Data excerpts:
--------------------

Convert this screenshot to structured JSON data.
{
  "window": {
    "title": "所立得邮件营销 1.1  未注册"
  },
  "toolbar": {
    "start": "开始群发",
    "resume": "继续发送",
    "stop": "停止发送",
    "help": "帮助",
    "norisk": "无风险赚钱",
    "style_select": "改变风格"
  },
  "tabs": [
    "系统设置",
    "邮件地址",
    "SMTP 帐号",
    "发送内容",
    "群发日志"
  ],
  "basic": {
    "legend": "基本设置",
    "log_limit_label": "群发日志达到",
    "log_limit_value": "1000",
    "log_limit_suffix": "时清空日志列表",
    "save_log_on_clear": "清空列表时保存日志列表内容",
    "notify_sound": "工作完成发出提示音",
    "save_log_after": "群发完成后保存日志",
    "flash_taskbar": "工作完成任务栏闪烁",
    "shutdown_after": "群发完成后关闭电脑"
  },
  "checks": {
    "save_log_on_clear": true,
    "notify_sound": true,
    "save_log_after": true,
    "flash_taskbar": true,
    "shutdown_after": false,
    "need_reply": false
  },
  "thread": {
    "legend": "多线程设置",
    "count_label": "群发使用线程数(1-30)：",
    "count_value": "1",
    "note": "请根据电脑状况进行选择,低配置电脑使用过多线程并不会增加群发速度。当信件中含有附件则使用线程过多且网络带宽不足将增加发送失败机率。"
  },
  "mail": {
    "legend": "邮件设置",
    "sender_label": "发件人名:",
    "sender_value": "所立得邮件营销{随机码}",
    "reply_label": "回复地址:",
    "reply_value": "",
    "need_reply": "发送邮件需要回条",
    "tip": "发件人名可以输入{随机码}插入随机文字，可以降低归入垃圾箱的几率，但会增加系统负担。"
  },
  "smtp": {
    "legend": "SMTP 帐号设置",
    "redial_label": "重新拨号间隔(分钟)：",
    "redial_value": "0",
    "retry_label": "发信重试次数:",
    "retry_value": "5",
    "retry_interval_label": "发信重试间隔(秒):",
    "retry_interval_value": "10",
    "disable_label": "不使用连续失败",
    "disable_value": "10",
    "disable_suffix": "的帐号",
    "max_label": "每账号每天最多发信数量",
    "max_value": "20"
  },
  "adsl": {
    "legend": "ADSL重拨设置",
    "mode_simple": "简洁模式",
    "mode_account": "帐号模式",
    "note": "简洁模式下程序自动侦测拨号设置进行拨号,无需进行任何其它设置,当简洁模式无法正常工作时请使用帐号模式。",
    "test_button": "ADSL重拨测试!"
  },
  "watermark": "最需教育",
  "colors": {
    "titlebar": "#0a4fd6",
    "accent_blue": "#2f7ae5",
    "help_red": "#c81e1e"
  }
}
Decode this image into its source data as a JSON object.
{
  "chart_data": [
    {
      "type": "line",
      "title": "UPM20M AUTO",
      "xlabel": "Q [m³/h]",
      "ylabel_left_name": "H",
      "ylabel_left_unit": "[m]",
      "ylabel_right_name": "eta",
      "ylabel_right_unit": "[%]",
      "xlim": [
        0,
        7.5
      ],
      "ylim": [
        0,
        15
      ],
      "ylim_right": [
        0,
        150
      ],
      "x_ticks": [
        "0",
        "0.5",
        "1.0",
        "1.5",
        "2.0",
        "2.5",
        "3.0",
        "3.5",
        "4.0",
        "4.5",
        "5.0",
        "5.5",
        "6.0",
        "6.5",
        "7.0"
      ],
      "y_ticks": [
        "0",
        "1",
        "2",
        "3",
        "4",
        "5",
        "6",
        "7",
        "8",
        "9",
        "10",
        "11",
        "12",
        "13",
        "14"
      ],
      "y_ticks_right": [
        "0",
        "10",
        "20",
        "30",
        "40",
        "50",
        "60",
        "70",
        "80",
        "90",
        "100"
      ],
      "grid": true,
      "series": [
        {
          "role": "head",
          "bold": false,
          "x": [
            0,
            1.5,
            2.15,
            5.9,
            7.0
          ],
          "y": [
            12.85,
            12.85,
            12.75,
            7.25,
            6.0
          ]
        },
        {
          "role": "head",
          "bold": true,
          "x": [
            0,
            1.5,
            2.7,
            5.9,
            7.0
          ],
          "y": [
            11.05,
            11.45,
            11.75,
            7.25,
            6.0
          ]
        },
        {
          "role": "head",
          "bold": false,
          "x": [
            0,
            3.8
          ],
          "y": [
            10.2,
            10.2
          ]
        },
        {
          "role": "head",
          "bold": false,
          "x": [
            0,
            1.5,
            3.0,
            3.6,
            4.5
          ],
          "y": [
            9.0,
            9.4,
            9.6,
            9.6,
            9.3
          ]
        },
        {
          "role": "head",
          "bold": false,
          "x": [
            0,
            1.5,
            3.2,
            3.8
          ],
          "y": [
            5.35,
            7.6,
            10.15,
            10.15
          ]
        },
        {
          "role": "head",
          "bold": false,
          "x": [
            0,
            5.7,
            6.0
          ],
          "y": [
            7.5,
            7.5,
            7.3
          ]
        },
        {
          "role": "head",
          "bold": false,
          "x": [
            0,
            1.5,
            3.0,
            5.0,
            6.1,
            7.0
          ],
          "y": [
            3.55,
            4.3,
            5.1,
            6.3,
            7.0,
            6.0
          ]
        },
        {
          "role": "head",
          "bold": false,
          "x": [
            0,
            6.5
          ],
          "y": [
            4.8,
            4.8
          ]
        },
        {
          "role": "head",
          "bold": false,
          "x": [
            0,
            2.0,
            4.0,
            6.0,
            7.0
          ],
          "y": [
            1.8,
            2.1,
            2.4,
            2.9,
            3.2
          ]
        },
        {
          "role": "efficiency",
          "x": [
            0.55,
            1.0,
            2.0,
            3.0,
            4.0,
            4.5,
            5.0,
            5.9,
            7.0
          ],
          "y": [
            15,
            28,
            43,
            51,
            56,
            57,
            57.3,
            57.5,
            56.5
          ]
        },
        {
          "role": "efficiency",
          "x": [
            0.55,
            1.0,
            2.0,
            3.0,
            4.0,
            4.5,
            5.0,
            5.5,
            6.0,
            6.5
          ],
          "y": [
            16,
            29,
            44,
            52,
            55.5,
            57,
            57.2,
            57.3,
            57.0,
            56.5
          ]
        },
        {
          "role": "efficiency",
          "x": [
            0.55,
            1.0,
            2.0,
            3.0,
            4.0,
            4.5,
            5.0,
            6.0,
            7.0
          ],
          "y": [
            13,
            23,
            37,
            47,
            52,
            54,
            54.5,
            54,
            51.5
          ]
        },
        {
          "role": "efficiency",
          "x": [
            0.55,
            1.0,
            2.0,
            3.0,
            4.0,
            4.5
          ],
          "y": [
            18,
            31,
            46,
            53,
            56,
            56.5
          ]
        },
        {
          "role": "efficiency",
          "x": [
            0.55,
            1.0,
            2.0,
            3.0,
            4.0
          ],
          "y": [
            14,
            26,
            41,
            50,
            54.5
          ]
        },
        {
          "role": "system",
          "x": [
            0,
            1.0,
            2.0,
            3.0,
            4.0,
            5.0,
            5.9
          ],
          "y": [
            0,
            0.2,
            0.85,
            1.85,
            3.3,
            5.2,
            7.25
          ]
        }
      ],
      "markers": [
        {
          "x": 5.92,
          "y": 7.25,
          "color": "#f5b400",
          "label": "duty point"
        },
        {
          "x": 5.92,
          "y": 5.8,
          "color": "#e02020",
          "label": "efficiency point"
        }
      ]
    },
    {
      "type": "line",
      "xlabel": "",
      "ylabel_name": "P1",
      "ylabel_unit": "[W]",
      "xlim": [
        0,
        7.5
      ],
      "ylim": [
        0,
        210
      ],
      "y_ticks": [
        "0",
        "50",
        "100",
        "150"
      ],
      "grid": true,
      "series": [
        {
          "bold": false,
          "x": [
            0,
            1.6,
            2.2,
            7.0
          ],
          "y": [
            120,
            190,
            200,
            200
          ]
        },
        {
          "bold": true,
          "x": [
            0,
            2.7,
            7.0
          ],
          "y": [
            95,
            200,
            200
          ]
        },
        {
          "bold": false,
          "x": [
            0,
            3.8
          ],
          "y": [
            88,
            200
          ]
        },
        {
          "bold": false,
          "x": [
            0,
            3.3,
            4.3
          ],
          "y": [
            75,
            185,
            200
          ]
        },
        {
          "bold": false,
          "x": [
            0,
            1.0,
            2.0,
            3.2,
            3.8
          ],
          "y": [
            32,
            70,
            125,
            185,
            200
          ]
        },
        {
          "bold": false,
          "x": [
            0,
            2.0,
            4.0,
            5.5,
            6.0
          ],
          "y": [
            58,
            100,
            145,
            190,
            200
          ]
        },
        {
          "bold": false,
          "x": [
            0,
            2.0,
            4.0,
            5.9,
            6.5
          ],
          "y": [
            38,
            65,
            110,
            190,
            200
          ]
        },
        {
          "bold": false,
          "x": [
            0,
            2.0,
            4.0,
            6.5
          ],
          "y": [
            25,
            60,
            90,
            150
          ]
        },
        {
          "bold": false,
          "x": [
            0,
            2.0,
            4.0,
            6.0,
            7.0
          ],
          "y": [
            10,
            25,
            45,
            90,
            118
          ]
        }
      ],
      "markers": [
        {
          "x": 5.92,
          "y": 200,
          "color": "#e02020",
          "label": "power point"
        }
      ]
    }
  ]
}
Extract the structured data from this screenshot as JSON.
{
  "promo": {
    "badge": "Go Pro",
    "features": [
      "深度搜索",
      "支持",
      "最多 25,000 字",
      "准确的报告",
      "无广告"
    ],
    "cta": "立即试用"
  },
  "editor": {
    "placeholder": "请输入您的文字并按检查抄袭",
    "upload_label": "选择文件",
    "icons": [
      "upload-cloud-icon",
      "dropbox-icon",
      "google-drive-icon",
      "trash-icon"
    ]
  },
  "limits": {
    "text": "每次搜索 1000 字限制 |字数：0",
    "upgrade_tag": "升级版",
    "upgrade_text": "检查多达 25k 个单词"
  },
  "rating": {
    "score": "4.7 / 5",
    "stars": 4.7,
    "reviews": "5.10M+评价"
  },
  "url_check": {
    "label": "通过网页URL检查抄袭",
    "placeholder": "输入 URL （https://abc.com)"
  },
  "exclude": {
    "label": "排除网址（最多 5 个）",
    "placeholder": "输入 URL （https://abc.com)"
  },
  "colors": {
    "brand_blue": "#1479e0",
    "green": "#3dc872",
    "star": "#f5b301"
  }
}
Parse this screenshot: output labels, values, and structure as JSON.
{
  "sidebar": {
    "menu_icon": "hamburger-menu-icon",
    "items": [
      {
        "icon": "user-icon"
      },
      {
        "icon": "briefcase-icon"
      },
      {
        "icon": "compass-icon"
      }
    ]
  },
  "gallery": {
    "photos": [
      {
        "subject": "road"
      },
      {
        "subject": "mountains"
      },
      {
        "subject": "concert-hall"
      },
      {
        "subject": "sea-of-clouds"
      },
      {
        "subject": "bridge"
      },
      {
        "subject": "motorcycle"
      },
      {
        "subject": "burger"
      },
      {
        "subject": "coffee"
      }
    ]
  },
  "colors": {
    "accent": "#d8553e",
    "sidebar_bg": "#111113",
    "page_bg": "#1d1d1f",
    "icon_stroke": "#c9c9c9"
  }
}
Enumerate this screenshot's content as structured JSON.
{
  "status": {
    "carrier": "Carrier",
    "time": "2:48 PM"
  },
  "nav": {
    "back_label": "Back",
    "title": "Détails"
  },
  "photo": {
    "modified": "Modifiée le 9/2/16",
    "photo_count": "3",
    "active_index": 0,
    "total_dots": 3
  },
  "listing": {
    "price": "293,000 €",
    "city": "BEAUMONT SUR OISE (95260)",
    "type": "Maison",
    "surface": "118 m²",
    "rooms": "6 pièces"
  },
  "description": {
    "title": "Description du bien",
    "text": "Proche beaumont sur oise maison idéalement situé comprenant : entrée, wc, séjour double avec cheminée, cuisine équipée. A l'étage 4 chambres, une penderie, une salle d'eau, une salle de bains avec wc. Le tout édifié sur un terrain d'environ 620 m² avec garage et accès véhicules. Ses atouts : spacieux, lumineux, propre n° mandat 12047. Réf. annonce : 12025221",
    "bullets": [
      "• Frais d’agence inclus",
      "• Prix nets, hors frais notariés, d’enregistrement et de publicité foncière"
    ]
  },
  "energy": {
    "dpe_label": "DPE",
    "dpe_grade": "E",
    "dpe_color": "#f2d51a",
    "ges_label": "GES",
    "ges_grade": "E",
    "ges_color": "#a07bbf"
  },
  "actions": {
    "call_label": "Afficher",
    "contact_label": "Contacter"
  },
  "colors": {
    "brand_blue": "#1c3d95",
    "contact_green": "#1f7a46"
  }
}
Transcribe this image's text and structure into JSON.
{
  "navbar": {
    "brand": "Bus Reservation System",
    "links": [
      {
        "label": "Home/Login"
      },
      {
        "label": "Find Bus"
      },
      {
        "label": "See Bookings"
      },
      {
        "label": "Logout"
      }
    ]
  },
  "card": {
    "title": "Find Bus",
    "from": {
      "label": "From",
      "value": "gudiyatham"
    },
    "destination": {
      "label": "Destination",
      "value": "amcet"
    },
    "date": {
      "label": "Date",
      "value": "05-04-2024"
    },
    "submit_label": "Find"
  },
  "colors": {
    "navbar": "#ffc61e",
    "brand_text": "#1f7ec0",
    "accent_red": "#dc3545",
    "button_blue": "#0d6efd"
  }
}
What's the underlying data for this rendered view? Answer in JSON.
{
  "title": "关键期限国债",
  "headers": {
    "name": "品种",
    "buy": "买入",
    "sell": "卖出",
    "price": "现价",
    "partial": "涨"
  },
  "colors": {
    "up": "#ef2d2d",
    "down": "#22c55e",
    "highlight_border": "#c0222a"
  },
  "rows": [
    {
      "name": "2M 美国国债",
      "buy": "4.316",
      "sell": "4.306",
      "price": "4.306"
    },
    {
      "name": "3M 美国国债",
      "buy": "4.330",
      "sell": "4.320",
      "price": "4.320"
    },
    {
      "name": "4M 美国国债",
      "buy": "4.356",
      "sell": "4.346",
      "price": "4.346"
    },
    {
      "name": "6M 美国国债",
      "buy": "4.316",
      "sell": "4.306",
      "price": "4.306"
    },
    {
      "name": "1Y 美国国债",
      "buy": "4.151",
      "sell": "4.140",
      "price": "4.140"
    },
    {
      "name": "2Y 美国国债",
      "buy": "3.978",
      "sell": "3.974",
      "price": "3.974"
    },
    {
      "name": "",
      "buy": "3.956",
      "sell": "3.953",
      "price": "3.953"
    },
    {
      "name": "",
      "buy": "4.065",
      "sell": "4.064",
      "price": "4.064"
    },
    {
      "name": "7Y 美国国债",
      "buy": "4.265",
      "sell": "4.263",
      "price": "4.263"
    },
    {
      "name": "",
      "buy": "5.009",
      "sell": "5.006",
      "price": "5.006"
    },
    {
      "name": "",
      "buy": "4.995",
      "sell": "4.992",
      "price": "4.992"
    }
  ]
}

--------------------

Of all the lines in the listing above, how many include "into"? Write only the number.

TASK OUTPUT:
2